▶ [Task directions]:
Restate each line word for word. Leave out every picture.

Data items:
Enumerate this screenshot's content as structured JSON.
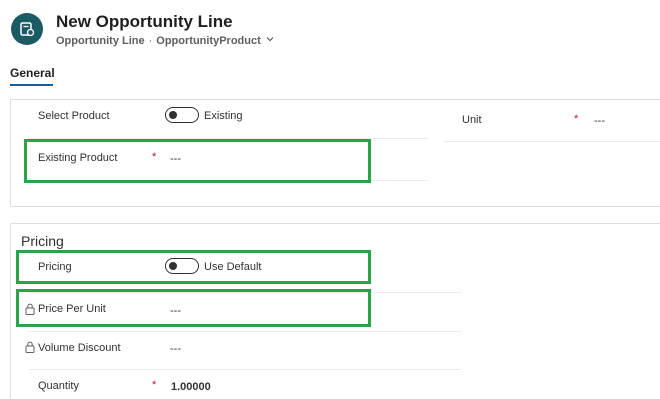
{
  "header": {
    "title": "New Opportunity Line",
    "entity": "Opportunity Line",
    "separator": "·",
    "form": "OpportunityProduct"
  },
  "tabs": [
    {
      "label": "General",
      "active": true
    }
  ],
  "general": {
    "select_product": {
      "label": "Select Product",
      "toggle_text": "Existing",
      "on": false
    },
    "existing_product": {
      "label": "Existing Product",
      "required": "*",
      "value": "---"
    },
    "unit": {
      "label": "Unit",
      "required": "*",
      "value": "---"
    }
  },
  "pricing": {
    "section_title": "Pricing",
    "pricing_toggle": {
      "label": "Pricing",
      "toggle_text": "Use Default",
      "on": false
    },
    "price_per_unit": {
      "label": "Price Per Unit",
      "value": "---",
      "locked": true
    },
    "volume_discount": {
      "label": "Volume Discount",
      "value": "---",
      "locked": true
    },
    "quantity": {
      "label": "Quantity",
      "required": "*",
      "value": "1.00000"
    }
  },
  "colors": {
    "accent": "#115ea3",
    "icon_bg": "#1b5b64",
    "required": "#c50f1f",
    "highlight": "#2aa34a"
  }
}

▶ [Worked answer]:
Enumerate this screenshot's content as structured JSON.
{
  "header": {
    "title": "New Opportunity Line",
    "entity": "Opportunity Line",
    "separator": "·",
    "form": "OpportunityProduct"
  },
  "tabs": [
    {
      "label": "General",
      "active": true
    }
  ],
  "general": {
    "select_product": {
      "label": "Select Product",
      "toggle_text": "Existing",
      "on": false
    },
    "existing_product": {
      "label": "Existing Product",
      "required": "*",
      "value": "---"
    },
    "unit": {
      "label": "Unit",
      "required": "*",
      "value": "---"
    }
  },
  "pricing": {
    "section_title": "Pricing",
    "pricing_toggle": {
      "label": "Pricing",
      "toggle_text": "Use Default",
      "on": false
    },
    "price_per_unit": {
      "label": "Price Per Unit",
      "value": "---",
      "locked": true
    },
    "volume_discount": {
      "label": "Volume Discount",
      "value": "---",
      "locked": true
    },
    "quantity": {
      "label": "Quantity",
      "required": "*",
      "value": "1.00000"
    }
  },
  "colors": {
    "accent": "#115ea3",
    "icon_bg": "#1b5b64",
    "required": "#c50f1f",
    "highlight": "#2aa34a"
  }
}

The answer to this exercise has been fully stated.